What the task requires: Please quote every line word for word.

Exercise materials:
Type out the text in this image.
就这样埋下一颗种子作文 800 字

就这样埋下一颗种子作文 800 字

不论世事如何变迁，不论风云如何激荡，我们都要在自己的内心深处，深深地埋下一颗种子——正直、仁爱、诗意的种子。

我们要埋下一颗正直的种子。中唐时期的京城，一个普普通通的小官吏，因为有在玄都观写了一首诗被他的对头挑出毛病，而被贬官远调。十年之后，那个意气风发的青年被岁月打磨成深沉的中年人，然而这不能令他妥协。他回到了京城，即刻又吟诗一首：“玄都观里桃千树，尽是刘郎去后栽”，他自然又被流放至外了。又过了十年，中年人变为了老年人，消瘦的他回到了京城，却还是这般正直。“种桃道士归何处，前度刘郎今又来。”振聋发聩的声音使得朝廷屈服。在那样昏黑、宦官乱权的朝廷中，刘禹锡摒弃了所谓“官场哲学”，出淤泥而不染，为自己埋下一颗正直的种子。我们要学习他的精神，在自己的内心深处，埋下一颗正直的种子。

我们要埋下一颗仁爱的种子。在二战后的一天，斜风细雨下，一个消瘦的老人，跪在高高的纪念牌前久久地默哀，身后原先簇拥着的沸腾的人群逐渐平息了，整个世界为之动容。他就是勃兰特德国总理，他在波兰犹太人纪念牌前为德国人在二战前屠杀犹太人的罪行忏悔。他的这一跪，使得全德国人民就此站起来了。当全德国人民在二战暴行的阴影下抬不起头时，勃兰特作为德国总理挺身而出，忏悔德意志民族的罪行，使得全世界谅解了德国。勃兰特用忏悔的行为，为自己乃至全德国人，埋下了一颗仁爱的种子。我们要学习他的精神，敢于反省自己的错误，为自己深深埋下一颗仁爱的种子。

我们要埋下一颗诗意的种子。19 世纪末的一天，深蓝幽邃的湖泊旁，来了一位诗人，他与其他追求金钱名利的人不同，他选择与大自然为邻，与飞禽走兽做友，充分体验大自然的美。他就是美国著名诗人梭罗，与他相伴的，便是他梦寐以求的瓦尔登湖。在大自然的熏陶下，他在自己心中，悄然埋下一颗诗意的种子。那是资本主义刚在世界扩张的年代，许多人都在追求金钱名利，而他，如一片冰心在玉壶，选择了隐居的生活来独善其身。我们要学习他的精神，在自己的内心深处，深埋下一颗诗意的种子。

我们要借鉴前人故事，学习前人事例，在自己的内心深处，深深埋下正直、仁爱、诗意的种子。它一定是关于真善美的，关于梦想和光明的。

Answer to the exercise:
Type out the text in this image.
就这样埋下一颗种子作文 800 字

就这样埋下一颗种子作文 800 字

不论世事如何变迁，不论风云如何激荡，我们都要在自己的内心深处，深深地埋下一颗种子——正直、仁爱、诗意的种子。

我们要埋下一颗正直的种子。中唐时期的京城，一个普普通通的小官吏，因为有在玄都观写了一首诗被他的对头挑出毛病，而被贬官远调。十年之后，那个意气风发的青年被岁月打磨成深沉的中年人，然而这不能令他妥协。他回到了京城，即刻又吟诗一首：“玄都观里桃千树，尽是刘郎去后栽”，他自然又被流放至外了。又过了十年，中年人变为了老年人，消瘦的他回到了京城，却还是这般正直。“种桃道士归何处，前度刘郎今又来。”振聋发聩的声音使得朝廷屈服。在那样昏黑、宦官乱权的朝廷中，刘禹锡摒弃了所谓“官场哲学”，出淤泥而不染，为自己埋下一颗正直的种子。我们要学习他的精神，在自己的内心深处，埋下一颗正直的种子。

我们要埋下一颗仁爱的种子。在二战后的一天，斜风细雨下，一个消瘦的老人，跪在高高的纪念牌前久久地默哀，身后原先簇拥着的沸腾的人群逐渐平息了，整个世界为之动容。他就是勃兰特德国总理，他在波兰犹太人纪念牌前为德国人在二战前屠杀犹太人的罪行忏悔。他的这一跪，使得全德国人民就此站起来了。当全德国人民在二战暴行的阴影下抬不起头时，勃兰特作为德国总理挺身而出，忏悔德意志民族的罪行，使得全世界谅解了德国。勃兰特用忏悔的行为，为自己乃至全德国人，埋下了一颗仁爱的种子。我们要学习他的精神，敢于反省自己的错误，为自己深深埋下一颗仁爱的种子。

我们要埋下一颗诗意的种子。19 世纪末的一天，深蓝幽邃的湖泊旁，来了一位诗人，他与其他追求金钱名利的人不同，他选择与大自然为邻，与飞禽走兽做友，充分体验大自然的美。他就是美国著名诗人梭罗，与他相伴的，便是他梦寐以求的瓦尔登湖。在大自然的熏陶下，他在自己心中，悄然埋下一颗诗意的种子。那是资本主义刚在世界扩张的年代，许多人都在追求金钱名利，而他，如一片冰心在玉壶，选择了隐居的生活来独善其身。我们要学习他的精神，在自己的内心深处，深埋下一颗诗意的种子。

我们要借鉴前人故事，学习前人事例，在自己的内心深处，深深埋下正直、仁爱、诗意的种子。它一定是关于真善美的，关于梦想和光明的。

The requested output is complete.